-- start of Input records --

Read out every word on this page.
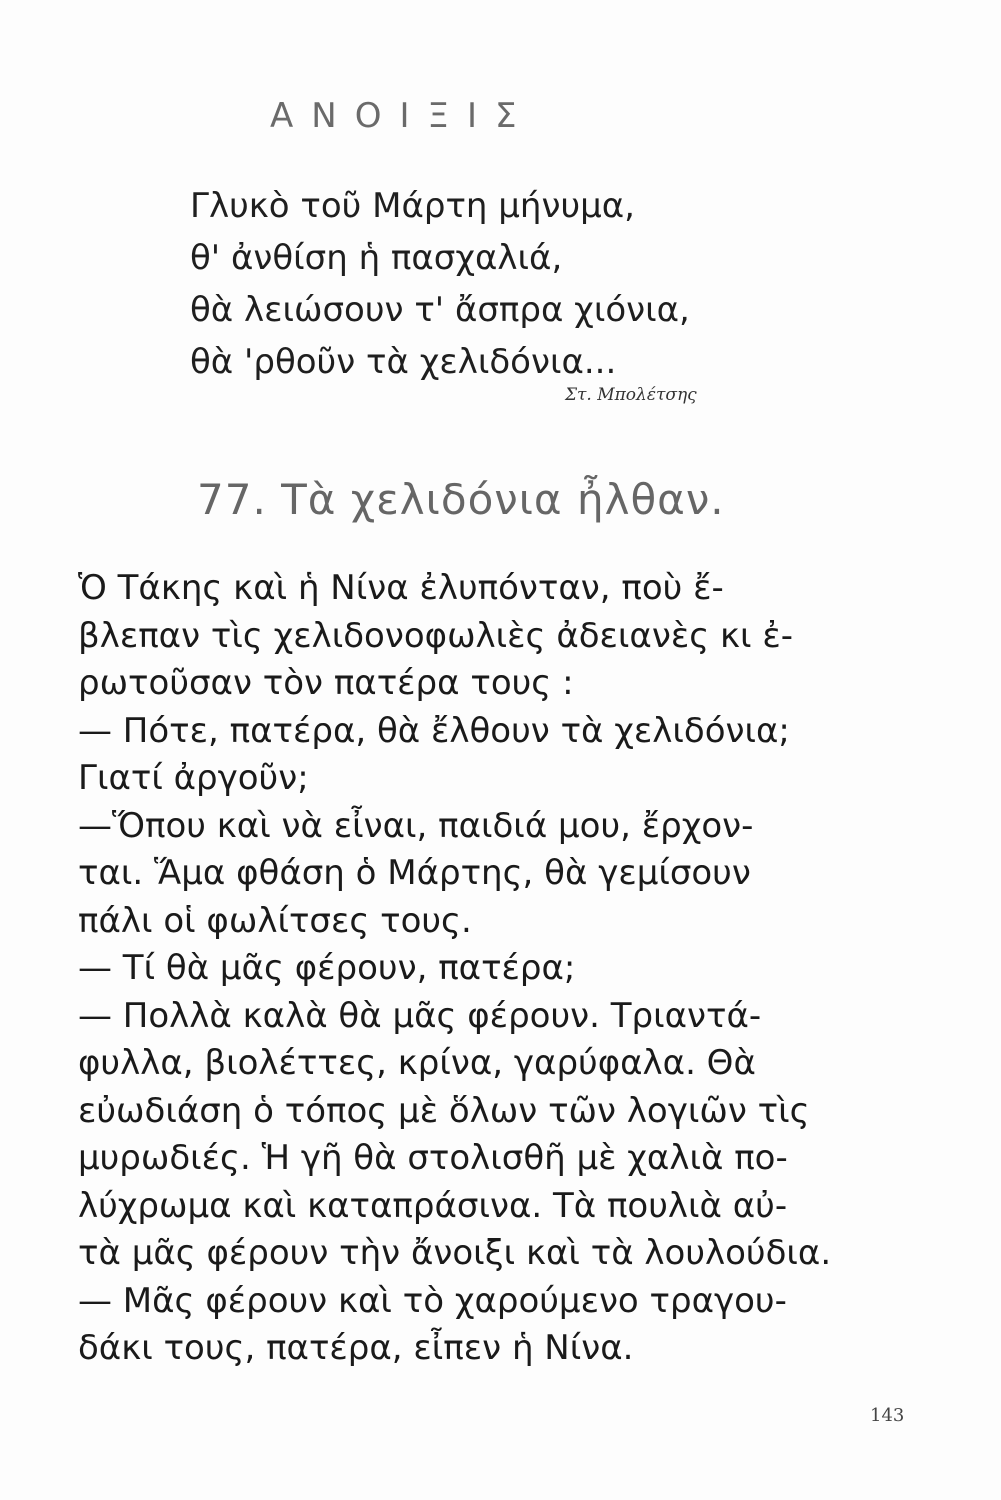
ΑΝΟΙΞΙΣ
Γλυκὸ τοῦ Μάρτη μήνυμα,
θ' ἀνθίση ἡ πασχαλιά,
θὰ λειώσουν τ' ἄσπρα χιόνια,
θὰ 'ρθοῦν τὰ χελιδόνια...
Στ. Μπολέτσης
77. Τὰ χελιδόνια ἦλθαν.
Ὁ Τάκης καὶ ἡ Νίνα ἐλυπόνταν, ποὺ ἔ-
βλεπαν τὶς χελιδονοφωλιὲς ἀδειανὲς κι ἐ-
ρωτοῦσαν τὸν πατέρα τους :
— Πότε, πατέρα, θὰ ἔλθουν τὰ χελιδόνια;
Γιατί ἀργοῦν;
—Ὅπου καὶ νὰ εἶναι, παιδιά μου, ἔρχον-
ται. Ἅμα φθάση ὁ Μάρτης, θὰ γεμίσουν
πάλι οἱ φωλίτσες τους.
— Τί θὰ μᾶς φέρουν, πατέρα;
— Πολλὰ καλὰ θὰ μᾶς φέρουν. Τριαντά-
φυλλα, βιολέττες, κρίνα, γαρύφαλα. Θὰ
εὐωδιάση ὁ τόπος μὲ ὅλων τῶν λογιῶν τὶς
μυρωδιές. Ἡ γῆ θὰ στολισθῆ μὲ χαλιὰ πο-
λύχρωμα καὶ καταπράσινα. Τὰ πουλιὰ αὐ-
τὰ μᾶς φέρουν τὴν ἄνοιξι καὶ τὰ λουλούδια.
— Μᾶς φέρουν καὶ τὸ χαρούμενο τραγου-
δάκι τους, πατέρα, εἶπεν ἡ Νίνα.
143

-- end of Input records --

Show the lines of the material that contain the word "χελιδόνια".

— Solution to the exercise —
θὰ 'ρθοῦν τὰ χελιδόνια...
77. Τὰ χελιδόνια ἦλθαν.
— Πότε, πατέρα, θὰ ἔλθουν τὰ χελιδόνια;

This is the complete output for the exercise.